DATA ENTRIES:
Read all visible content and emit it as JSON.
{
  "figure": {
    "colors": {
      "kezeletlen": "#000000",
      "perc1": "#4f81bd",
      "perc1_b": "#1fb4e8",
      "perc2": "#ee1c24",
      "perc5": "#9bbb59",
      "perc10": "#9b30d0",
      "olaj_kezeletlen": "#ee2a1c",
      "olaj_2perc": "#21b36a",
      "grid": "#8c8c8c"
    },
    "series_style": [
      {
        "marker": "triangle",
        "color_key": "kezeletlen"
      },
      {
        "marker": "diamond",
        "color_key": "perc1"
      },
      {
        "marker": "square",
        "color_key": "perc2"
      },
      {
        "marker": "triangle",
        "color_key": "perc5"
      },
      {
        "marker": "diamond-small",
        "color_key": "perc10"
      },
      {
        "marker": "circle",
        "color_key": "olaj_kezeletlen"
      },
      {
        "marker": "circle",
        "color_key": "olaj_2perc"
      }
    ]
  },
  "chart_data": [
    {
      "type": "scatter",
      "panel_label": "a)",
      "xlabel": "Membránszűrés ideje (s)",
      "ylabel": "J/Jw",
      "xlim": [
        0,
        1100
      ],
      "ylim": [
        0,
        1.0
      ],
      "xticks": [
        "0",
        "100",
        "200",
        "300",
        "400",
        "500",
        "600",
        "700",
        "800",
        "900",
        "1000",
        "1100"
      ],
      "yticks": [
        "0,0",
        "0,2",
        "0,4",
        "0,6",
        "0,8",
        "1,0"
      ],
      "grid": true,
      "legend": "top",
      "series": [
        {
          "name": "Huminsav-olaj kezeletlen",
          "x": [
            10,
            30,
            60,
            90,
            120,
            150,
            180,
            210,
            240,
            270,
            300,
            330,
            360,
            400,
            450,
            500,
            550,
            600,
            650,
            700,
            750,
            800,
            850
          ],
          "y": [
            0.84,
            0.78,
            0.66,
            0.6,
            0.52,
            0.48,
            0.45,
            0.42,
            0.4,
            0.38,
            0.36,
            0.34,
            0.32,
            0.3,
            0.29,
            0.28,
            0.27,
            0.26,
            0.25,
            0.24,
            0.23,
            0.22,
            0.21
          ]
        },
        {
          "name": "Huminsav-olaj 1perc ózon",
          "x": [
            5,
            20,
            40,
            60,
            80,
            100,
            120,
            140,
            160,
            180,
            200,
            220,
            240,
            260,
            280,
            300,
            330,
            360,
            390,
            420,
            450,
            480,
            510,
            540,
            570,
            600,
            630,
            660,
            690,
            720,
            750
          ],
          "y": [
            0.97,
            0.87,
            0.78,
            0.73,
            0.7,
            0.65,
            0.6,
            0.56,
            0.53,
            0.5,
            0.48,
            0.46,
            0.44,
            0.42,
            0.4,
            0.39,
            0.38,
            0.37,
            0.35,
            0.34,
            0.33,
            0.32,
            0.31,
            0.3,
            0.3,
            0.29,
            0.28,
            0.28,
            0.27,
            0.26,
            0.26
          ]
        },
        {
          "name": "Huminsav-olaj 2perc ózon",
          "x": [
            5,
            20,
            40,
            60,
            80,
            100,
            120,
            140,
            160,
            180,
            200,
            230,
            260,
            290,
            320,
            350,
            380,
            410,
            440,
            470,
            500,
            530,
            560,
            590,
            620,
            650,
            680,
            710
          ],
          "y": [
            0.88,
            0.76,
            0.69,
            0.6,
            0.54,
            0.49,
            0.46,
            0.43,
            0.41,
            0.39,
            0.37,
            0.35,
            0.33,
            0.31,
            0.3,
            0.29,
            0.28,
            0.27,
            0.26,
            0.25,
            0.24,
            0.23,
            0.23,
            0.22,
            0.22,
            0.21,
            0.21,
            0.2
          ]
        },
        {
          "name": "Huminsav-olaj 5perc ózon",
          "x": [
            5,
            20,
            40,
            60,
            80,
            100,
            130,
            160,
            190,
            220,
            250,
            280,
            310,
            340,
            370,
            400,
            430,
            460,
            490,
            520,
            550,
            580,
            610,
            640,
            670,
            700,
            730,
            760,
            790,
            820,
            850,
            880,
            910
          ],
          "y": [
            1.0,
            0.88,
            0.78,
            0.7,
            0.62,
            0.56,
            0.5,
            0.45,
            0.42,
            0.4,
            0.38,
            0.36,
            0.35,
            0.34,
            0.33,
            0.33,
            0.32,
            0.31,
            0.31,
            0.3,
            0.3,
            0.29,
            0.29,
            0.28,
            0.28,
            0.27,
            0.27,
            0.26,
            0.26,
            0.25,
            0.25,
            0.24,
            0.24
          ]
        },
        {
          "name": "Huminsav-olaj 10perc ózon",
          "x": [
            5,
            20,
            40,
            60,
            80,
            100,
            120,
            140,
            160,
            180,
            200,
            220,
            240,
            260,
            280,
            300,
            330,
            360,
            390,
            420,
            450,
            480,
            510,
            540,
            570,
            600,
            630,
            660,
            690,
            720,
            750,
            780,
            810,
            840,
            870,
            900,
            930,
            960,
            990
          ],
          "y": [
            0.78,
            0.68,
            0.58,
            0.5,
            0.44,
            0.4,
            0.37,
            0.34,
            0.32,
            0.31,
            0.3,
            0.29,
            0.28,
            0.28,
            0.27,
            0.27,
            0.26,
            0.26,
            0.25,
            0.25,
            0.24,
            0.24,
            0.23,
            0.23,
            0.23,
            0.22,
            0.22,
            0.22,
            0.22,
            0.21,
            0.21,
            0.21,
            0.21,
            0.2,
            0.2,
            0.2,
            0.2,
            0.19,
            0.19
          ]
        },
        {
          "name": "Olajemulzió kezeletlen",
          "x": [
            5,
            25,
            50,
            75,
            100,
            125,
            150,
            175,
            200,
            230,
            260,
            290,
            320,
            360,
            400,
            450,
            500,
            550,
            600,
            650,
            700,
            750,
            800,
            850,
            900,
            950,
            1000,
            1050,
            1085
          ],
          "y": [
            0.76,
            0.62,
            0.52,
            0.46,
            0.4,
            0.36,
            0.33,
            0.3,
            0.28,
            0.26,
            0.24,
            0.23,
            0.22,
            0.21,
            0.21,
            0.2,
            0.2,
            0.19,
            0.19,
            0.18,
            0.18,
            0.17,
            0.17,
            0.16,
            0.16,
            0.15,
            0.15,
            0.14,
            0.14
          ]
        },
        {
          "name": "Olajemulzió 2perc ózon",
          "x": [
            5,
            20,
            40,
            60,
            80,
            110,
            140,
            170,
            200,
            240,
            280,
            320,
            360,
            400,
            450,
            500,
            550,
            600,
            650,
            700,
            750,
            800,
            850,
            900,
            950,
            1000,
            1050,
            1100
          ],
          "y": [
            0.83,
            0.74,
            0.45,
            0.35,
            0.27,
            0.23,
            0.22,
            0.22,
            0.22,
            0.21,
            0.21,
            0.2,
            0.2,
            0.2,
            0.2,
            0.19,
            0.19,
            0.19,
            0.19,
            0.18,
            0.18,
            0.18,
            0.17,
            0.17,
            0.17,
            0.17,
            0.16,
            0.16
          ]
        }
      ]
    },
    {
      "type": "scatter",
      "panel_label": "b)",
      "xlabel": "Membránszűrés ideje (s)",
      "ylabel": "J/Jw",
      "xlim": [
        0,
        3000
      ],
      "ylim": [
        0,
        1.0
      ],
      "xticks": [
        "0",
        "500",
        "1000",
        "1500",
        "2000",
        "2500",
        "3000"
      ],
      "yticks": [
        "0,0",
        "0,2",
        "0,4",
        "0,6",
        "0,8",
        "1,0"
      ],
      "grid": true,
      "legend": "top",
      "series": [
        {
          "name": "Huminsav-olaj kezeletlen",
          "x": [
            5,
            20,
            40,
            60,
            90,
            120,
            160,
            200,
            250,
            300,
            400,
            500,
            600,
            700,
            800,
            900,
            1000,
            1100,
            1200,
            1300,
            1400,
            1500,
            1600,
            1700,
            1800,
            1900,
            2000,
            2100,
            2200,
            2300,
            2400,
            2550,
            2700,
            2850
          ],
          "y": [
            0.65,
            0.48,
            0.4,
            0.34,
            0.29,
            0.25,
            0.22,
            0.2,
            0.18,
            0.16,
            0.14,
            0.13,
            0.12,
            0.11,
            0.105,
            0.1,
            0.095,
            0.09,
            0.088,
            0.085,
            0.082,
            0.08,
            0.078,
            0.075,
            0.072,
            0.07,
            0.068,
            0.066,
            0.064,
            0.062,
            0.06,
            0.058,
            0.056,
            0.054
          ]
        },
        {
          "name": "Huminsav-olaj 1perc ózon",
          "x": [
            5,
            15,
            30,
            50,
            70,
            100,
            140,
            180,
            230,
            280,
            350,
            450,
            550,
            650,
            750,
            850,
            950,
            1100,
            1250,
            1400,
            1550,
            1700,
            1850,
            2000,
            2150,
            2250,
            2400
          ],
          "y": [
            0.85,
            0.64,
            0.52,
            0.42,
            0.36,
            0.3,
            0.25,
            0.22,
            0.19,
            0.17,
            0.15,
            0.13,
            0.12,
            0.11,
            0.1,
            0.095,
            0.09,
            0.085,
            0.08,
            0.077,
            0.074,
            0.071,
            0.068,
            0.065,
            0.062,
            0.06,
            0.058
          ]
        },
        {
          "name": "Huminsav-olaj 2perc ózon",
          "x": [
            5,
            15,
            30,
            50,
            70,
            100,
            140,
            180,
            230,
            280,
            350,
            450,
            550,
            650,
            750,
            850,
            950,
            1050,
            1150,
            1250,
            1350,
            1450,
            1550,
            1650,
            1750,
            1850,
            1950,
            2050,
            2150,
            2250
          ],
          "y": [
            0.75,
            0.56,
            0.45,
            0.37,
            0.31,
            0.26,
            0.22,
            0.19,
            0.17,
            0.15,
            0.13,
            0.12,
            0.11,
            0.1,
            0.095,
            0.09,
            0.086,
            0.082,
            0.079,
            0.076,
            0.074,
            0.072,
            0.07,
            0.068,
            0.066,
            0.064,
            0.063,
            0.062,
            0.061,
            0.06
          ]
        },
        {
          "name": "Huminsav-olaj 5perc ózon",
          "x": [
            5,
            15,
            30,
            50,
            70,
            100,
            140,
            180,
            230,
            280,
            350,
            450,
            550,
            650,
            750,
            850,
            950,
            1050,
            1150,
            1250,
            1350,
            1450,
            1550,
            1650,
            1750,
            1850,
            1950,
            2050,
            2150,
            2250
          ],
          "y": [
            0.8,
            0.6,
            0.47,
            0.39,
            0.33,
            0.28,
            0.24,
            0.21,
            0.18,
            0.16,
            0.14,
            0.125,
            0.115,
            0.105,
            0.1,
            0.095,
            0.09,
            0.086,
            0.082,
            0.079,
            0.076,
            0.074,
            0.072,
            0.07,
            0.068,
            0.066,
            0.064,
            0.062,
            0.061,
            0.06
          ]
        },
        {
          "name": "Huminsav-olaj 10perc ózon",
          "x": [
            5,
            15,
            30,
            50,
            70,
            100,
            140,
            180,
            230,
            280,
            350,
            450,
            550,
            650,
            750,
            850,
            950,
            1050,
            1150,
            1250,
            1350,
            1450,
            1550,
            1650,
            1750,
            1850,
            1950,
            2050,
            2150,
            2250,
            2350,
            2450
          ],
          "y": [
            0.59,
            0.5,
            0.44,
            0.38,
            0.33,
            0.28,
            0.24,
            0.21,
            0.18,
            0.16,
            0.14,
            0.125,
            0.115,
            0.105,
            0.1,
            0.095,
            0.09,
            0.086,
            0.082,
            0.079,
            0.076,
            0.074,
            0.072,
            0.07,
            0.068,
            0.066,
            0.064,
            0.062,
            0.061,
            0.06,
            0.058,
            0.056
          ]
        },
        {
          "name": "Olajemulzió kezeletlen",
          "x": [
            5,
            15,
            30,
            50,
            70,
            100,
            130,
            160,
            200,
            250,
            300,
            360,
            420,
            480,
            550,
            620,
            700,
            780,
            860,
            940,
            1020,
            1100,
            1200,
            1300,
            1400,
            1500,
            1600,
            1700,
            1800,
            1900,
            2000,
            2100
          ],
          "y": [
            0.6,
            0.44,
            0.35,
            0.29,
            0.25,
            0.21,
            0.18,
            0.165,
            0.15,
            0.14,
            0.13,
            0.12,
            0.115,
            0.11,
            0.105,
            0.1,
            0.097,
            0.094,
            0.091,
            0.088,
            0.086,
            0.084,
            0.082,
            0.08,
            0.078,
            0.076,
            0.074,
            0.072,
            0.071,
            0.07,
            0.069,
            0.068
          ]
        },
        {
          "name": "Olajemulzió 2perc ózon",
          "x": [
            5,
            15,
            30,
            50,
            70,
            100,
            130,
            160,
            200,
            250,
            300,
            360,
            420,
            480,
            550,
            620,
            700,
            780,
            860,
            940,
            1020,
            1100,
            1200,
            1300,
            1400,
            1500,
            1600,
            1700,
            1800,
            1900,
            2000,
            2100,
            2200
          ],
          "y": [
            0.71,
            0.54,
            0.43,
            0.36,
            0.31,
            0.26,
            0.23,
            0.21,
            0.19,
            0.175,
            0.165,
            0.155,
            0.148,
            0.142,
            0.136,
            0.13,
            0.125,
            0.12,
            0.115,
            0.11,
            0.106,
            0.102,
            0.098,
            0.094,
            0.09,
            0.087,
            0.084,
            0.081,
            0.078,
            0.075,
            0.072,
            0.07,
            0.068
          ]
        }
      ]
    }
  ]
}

WORK INSTRUCTIONS: Where a line above contains the word "marker", copy that line.

ANSWER IN FULL:
        "marker": "triangle",
        "marker": "diamond",
        "marker": "square",
        "marker": "triangle",
        "marker": "diamond-small",
        "marker": "circle",
        "marker": "circle",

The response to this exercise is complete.